• **EXERCISE**
In the data, extract each line that holds the string "color".

(Stored records)
====

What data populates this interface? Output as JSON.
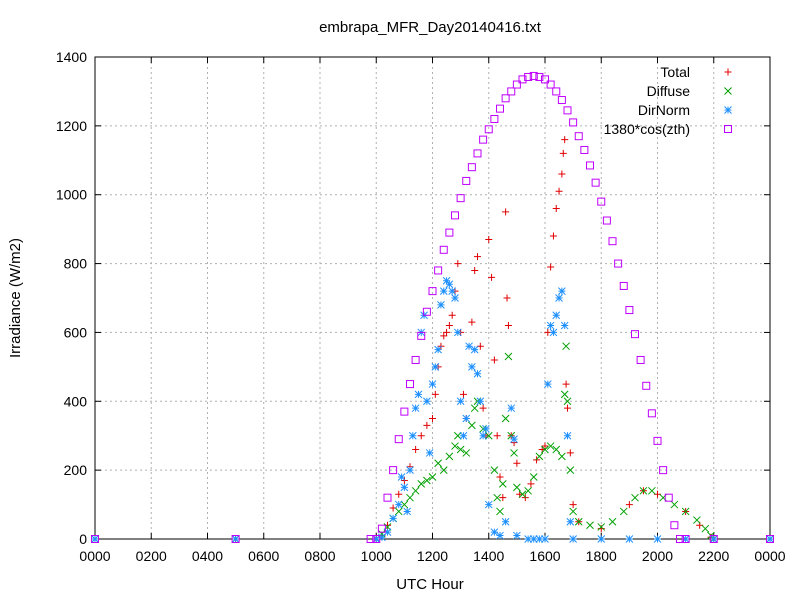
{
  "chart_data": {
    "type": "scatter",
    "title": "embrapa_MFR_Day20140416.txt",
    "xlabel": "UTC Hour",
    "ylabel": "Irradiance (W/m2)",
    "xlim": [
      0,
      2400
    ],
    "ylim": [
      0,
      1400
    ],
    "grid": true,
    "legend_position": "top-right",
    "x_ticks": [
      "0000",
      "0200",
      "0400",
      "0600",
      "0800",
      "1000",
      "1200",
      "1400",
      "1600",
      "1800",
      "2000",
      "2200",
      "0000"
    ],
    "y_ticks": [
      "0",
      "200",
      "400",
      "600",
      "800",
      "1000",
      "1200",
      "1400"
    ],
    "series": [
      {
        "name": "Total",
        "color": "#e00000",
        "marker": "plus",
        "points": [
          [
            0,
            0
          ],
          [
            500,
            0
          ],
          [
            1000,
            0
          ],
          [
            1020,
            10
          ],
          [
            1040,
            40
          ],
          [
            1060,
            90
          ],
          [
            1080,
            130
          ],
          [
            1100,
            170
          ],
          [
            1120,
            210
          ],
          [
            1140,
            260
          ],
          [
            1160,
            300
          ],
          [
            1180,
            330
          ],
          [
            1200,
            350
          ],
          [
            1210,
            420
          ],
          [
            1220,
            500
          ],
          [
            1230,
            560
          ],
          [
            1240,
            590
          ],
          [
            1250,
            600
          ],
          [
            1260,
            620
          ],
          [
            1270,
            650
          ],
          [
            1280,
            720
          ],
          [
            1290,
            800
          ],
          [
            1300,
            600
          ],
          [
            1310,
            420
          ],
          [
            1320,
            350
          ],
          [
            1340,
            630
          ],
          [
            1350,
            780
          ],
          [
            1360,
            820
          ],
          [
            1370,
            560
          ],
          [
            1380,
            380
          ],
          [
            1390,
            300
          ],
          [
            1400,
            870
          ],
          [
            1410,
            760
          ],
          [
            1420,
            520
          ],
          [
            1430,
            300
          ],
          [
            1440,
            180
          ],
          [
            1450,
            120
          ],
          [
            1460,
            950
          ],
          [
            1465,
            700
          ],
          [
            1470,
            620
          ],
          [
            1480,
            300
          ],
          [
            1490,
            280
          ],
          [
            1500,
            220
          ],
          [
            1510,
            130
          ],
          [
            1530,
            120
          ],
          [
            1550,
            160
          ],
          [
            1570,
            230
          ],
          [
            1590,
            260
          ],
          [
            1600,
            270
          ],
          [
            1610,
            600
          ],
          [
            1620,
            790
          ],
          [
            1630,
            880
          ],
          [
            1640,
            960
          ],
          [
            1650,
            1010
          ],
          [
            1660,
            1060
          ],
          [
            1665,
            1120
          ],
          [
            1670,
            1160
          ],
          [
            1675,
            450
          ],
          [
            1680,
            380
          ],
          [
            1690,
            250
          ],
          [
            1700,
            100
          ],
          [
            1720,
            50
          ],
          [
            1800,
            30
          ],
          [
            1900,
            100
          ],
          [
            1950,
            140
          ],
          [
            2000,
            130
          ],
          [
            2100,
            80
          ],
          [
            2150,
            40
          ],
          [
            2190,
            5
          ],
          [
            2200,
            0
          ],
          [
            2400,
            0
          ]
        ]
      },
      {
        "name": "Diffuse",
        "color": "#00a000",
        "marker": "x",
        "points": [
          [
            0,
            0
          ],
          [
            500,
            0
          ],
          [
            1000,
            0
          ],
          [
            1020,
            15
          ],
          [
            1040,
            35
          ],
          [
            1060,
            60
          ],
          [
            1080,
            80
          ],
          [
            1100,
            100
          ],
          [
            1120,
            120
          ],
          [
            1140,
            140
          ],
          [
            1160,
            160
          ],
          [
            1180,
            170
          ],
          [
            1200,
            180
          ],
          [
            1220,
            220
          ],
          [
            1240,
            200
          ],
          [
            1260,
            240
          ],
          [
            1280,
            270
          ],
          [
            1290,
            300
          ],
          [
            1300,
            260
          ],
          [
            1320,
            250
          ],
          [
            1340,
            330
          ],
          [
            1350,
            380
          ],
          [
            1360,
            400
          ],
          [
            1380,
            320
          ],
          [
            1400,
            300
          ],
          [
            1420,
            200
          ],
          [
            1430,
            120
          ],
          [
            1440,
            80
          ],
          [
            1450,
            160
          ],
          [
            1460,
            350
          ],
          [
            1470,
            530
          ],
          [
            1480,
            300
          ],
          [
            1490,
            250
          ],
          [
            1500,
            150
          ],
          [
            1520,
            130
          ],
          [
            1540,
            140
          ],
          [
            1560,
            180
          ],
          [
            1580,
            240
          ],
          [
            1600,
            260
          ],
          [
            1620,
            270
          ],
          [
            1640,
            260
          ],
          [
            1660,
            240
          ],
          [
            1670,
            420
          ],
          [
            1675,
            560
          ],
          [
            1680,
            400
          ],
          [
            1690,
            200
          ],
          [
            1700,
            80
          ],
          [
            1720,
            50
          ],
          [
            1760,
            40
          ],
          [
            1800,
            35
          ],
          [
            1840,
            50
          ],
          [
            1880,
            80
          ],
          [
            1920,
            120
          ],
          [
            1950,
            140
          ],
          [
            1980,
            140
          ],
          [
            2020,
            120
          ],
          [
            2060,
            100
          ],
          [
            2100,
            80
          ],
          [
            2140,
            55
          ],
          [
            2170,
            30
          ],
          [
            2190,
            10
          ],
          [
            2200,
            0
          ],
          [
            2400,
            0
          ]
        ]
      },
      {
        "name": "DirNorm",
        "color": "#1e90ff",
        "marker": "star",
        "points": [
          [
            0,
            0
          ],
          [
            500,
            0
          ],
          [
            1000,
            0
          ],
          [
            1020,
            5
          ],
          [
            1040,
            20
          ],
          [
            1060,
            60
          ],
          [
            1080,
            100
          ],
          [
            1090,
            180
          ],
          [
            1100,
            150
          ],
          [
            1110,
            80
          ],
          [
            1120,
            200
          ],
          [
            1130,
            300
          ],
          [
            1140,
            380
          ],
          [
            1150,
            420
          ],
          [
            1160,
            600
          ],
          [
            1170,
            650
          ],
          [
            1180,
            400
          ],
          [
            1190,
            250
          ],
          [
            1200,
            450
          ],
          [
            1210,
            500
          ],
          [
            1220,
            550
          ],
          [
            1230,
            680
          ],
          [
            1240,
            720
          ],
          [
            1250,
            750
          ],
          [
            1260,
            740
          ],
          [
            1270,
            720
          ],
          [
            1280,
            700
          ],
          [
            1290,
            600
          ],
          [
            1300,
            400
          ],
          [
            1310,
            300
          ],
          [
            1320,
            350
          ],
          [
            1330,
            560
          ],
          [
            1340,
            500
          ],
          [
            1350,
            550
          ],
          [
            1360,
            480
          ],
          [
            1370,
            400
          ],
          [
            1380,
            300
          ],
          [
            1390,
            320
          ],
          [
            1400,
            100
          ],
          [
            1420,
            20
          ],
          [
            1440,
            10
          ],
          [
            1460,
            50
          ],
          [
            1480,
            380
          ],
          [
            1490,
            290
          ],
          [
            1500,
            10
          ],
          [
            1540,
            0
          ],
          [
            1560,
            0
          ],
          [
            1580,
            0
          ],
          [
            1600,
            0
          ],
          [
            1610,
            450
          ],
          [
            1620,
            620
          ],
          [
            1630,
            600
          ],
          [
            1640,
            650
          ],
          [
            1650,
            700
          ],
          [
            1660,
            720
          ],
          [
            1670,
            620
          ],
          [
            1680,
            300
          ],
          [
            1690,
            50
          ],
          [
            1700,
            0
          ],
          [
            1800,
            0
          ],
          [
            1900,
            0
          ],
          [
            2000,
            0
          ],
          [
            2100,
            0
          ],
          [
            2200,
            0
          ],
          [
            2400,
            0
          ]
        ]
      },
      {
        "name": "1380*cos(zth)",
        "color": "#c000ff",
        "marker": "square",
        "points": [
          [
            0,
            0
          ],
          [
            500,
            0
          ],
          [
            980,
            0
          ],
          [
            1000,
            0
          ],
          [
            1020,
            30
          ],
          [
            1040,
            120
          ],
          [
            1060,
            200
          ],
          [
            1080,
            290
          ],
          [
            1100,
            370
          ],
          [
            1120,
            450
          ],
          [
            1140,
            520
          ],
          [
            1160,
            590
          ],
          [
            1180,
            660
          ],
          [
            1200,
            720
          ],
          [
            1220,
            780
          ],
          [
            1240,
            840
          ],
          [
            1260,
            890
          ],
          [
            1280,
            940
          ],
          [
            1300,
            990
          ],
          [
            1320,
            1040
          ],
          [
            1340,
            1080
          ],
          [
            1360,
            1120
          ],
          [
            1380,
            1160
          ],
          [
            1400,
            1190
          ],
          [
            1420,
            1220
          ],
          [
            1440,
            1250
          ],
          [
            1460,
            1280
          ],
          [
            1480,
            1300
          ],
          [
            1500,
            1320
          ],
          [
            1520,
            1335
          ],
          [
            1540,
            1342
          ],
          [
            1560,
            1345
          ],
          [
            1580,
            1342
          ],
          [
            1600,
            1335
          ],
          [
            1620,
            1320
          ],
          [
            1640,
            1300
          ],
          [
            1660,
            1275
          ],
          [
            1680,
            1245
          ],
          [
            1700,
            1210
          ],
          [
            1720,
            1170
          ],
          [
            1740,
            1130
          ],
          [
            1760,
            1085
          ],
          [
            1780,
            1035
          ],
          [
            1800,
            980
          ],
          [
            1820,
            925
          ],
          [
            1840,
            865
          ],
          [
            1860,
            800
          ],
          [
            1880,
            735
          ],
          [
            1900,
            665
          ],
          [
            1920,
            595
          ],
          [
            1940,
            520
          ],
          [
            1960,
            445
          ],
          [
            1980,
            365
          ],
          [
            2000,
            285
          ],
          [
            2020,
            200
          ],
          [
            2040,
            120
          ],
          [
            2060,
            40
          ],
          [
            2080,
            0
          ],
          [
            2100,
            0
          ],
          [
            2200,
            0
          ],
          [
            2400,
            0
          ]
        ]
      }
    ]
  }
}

====

• **TASK RESPONSE**
        "color": "#e00000",
        "color": "#00a000",
        "color": "#1e90ff",
        "color": "#c000ff",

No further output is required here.